-------- Stored data --------

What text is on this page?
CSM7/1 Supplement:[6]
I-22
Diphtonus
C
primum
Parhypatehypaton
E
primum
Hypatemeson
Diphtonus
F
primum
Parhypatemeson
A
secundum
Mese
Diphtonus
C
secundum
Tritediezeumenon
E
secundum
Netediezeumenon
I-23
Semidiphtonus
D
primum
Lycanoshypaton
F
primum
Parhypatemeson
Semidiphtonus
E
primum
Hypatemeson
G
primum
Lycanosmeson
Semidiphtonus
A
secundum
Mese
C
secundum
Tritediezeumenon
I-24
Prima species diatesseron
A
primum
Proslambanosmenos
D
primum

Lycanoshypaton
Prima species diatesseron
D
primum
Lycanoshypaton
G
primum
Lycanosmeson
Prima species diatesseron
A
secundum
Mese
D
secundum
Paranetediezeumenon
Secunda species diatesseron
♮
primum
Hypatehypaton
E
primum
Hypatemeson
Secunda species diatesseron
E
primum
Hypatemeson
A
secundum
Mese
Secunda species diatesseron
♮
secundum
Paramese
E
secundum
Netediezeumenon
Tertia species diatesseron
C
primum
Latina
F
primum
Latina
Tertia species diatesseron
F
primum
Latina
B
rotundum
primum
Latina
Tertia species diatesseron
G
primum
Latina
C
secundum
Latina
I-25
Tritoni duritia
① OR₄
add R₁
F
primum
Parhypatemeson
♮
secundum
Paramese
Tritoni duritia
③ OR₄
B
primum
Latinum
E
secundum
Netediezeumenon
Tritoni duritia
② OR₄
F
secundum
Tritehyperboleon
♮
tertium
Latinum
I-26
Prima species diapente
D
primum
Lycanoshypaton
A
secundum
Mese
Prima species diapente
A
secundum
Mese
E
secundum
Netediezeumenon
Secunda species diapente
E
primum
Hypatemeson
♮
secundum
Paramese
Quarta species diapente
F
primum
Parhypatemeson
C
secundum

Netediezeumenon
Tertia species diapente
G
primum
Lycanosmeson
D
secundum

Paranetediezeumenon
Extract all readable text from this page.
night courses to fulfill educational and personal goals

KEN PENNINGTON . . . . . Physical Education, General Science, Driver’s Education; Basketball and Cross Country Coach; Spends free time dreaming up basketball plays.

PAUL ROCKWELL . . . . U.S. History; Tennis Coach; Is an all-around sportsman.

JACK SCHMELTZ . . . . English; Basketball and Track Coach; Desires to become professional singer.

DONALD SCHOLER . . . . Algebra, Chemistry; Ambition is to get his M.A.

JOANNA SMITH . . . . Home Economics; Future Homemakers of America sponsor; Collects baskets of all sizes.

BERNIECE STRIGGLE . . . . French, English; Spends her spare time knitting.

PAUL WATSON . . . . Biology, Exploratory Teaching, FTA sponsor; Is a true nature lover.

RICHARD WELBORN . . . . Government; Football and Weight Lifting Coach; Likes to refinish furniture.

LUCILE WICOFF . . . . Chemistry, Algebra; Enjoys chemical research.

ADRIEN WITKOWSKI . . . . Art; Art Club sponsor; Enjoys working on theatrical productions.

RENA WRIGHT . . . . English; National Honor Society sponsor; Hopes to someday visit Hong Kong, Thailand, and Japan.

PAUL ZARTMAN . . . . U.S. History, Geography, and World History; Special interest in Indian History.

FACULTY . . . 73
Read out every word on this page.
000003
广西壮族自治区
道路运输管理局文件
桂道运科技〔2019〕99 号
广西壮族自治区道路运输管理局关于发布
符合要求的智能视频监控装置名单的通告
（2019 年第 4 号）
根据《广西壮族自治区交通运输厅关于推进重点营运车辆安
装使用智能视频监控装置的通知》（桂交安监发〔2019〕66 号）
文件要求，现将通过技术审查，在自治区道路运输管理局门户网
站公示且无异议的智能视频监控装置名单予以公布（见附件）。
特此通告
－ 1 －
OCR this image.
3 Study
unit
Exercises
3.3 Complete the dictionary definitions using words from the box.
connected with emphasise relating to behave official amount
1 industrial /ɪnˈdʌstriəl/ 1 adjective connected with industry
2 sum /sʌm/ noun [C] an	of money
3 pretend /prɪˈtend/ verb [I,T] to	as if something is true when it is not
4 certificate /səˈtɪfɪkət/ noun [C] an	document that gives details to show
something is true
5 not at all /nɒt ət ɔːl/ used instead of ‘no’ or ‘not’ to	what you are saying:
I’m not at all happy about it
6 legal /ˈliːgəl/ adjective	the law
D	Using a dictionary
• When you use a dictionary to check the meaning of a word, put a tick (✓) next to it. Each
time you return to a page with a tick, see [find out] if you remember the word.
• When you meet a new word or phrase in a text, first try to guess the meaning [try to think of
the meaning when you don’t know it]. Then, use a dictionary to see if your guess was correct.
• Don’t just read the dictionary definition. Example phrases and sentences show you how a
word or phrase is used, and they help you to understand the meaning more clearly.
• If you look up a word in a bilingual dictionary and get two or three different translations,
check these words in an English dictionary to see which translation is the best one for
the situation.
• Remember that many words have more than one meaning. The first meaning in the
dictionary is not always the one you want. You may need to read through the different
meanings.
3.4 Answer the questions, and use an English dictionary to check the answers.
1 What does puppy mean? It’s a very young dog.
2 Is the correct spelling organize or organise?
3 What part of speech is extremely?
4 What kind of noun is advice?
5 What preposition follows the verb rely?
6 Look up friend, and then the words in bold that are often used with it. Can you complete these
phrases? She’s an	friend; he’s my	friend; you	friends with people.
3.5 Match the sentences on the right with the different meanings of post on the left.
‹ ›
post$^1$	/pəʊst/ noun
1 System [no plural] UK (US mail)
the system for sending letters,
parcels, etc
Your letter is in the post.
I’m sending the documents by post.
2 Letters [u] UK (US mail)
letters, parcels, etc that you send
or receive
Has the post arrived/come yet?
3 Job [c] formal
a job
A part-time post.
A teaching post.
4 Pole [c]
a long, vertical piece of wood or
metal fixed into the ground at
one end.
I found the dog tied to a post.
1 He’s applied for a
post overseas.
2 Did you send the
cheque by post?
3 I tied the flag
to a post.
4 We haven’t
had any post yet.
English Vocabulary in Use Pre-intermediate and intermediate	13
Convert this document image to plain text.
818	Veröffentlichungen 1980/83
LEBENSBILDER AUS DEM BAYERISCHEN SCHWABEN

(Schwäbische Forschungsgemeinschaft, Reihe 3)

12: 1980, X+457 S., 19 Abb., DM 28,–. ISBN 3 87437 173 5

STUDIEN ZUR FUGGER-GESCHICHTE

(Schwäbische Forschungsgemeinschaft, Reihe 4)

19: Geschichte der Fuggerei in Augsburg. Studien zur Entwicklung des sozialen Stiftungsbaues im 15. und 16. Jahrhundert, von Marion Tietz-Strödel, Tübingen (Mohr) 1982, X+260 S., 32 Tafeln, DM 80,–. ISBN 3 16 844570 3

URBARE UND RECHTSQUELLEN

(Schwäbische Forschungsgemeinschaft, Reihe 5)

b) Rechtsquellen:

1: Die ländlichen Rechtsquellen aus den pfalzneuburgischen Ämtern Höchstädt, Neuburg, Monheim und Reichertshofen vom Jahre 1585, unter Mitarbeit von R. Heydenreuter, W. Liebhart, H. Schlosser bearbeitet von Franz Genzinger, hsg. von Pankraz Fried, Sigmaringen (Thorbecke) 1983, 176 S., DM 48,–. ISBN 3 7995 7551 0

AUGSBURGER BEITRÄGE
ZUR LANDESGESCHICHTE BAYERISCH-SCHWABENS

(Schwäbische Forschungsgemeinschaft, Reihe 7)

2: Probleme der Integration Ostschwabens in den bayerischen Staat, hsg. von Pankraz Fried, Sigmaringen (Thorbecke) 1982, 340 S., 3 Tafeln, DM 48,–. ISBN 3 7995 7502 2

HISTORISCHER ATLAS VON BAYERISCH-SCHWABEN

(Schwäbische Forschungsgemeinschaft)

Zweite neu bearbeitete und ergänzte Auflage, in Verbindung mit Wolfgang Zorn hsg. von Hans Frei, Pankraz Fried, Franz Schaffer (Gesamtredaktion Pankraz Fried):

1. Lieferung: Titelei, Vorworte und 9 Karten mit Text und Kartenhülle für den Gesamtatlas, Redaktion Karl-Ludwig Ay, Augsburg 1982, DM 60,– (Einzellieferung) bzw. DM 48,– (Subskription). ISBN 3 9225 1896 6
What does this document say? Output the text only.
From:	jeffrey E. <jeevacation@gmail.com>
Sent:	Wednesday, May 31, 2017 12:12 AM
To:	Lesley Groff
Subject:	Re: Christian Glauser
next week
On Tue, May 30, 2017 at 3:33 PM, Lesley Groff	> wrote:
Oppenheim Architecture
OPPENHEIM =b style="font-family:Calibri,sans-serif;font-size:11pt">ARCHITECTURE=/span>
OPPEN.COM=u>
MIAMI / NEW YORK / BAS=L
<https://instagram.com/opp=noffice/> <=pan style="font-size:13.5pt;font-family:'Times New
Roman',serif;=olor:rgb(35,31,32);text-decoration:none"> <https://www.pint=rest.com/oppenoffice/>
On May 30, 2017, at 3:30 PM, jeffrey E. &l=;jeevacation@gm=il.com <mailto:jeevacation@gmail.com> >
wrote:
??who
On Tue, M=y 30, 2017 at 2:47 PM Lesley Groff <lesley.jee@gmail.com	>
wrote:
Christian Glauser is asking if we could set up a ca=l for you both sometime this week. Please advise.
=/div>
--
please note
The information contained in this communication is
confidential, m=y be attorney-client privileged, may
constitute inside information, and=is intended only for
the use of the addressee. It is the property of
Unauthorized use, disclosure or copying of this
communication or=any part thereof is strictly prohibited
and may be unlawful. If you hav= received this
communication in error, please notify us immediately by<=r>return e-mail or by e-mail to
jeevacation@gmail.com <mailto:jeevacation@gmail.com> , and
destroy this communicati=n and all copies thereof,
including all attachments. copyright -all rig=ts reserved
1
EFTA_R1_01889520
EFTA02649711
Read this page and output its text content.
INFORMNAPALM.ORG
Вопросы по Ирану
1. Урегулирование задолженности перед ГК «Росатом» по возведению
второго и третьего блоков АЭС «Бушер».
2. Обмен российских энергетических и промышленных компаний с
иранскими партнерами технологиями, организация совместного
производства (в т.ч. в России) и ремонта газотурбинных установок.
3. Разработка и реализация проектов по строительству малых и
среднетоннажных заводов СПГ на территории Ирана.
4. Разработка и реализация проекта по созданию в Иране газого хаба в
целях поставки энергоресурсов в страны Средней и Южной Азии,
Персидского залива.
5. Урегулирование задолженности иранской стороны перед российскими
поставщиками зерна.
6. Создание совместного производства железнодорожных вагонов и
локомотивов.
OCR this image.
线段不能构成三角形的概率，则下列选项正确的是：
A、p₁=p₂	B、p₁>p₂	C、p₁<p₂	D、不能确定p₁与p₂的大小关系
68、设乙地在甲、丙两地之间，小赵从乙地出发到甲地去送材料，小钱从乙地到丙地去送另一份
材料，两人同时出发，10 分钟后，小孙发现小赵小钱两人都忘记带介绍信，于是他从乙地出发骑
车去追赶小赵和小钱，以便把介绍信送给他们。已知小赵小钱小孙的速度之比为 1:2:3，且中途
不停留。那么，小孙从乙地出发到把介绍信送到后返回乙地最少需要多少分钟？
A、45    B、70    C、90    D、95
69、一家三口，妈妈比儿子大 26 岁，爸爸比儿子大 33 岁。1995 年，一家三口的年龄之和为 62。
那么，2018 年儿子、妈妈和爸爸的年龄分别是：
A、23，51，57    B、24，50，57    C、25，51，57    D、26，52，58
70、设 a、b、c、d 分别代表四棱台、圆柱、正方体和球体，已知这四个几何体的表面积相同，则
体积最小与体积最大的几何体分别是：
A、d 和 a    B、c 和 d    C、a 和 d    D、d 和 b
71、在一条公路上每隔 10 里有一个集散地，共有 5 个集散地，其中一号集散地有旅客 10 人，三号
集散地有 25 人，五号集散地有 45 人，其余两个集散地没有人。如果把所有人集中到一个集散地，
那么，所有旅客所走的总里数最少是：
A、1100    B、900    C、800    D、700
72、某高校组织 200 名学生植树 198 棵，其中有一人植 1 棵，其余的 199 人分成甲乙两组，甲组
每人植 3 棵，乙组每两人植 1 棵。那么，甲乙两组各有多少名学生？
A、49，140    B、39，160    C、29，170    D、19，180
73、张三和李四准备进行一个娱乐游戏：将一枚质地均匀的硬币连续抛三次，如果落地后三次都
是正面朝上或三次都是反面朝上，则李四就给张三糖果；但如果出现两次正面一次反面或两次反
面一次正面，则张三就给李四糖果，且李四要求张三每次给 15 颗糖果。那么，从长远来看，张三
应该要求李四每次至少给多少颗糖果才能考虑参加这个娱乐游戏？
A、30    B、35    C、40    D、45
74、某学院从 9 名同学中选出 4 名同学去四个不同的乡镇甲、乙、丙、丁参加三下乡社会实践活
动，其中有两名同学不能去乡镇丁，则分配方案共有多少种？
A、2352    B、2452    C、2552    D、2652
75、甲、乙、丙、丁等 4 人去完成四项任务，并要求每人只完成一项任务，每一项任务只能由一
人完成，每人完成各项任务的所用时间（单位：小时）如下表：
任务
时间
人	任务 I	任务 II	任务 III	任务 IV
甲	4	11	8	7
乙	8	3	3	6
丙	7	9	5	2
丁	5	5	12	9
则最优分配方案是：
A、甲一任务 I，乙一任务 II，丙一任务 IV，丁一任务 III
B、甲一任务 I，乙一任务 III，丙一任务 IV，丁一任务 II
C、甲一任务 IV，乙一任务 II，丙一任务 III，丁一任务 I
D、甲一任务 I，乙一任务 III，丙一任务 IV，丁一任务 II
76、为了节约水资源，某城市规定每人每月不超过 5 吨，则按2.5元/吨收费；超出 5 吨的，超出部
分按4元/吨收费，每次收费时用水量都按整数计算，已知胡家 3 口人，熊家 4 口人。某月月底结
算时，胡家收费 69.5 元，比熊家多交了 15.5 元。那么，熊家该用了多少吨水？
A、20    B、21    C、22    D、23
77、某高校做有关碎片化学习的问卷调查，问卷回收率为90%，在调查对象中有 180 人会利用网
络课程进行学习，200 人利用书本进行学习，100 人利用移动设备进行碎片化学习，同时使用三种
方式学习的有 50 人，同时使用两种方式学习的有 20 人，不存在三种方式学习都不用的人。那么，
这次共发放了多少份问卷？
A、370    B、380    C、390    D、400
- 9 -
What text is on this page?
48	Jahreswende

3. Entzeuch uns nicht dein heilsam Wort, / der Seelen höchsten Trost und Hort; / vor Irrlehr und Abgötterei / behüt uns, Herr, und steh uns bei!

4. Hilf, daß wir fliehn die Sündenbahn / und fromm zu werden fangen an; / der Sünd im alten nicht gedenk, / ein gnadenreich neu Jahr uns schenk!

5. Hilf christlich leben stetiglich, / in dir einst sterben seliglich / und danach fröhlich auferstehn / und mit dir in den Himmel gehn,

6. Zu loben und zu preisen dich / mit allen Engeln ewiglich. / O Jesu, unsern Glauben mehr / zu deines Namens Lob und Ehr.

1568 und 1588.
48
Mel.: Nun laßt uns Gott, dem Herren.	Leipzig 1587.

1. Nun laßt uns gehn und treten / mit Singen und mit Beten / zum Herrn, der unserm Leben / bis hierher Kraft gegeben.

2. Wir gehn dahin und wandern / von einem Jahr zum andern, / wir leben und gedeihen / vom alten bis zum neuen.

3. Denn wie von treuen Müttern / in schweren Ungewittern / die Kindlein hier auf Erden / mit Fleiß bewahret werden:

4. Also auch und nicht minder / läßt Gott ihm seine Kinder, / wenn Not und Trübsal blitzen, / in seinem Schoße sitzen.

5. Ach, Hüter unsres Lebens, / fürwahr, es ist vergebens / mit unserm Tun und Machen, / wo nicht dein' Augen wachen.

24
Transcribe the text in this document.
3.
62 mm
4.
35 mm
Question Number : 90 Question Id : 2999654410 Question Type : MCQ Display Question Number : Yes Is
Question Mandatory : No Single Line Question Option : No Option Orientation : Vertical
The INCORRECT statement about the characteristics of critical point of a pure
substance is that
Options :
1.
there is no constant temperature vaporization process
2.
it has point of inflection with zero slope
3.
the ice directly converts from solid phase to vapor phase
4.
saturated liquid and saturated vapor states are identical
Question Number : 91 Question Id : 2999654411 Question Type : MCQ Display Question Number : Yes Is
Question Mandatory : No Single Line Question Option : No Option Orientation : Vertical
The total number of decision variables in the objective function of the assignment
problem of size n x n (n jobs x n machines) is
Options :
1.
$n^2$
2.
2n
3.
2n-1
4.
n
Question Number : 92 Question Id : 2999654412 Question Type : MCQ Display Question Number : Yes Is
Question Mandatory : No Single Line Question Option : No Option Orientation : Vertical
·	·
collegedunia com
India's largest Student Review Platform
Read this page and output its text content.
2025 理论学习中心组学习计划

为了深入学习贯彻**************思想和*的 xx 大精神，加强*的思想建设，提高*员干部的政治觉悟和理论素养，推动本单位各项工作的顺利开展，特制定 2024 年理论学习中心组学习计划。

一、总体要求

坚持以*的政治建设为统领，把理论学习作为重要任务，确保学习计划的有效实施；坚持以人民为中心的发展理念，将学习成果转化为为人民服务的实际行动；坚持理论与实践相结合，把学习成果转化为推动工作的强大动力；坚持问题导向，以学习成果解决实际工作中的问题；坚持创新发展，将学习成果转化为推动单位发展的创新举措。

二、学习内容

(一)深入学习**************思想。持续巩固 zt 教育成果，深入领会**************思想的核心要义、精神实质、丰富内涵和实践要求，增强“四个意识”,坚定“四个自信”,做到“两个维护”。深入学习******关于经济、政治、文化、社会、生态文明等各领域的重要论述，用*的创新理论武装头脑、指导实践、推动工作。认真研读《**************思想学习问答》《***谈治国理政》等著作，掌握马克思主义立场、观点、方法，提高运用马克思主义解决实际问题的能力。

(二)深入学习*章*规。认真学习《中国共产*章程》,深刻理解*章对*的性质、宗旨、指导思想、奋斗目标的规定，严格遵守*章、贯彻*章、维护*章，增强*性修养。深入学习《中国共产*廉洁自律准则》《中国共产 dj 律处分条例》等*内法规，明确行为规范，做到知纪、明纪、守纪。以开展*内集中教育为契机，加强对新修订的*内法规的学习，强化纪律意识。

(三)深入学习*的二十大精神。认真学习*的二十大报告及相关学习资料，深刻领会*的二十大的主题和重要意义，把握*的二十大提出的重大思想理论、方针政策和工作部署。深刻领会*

--------

## Given problem
Report the number of lines in the entries above that include the word "style" and add nothing to it.

## Response for this exercise
2